**GIVEN PROBLEM:**
Your output must consist solely of the lines from the one containing "What text is on this page?" through the end of the records, reproduced exactly.

[Data entries]
━━━━━━━━

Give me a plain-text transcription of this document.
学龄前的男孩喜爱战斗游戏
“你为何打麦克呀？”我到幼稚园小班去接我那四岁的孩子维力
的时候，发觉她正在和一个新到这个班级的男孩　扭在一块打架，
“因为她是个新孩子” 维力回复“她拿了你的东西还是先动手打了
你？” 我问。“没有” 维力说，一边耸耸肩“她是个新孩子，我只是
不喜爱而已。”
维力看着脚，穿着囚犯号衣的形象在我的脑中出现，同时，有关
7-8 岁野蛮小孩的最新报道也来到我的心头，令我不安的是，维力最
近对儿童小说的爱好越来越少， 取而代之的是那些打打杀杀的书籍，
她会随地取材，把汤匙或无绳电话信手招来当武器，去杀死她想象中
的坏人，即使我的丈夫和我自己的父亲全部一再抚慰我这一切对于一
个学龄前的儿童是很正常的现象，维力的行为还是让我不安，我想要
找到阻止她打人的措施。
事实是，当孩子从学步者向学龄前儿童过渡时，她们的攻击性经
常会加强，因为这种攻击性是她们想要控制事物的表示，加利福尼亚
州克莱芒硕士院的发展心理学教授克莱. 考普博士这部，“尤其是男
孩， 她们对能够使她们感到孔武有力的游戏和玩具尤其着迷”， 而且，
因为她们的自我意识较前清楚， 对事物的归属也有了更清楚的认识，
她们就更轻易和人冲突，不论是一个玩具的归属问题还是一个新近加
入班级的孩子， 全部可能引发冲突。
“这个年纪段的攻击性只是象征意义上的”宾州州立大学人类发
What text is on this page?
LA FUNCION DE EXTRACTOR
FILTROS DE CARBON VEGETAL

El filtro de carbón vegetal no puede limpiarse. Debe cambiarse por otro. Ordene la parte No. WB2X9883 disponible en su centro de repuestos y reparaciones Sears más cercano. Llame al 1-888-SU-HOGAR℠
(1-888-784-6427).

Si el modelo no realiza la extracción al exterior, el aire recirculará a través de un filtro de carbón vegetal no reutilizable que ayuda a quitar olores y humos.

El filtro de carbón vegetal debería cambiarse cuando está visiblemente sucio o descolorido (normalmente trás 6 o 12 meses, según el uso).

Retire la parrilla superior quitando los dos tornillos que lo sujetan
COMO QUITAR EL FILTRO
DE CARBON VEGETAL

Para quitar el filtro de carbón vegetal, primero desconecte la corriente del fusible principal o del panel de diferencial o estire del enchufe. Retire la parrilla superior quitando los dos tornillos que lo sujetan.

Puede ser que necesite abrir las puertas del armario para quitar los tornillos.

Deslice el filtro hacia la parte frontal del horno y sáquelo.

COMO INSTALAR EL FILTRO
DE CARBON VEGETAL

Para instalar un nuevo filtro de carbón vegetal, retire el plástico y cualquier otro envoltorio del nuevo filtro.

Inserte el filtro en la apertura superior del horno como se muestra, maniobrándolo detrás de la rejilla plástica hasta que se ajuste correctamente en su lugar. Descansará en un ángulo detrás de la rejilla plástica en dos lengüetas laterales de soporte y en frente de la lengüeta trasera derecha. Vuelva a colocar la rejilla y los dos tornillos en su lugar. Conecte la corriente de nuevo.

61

━━━━━━━━

**SOLUTION TO THE PROBLEM:**
What text is on this page?
LA FUNCION DE EXTRACTOR
FILTROS DE CARBON VEGETAL

El filtro de carbón vegetal no puede limpiarse. Debe cambiarse por otro. Ordene la parte No. WB2X9883 disponible en su centro de repuestos y reparaciones Sears más cercano. Llame al 1-888-SU-HOGAR℠
(1-888-784-6427).

Si el modelo no realiza la extracción al exterior, el aire recirculará a través de un filtro de carbón vegetal no reutilizable que ayuda a quitar olores y humos.

El filtro de carbón vegetal debería cambiarse cuando está visiblemente sucio o descolorido (normalmente trás 6 o 12 meses, según el uso).

Retire la parrilla superior quitando los dos tornillos que lo sujetan
COMO QUITAR EL FILTRO
DE CARBON VEGETAL

Para quitar el filtro de carbón vegetal, primero desconecte la corriente del fusible principal o del panel de diferencial o estire del enchufe. Retire la parrilla superior quitando los dos tornillos que lo sujetan.

Puede ser que necesite abrir las puertas del armario para quitar los tornillos.

Deslice el filtro hacia la parte frontal del horno y sáquelo.

COMO INSTALAR EL FILTRO
DE CARBON VEGETAL

Para instalar un nuevo filtro de carbón vegetal, retire el plástico y cualquier otro envoltorio del nuevo filtro.

Inserte el filtro en la apertura superior del horno como se muestra, maniobrándolo detrás de la rejilla plástica hasta que se ajuste correctamente en su lugar. Descansará en un ángulo detrás de la rejilla plástica en dos lengüetas laterales de soporte y en frente de la lengüeta trasera derecha. Vuelva a colocar la rejilla y los dos tornillos en su lugar. Conecte la corriente de nuevo.

61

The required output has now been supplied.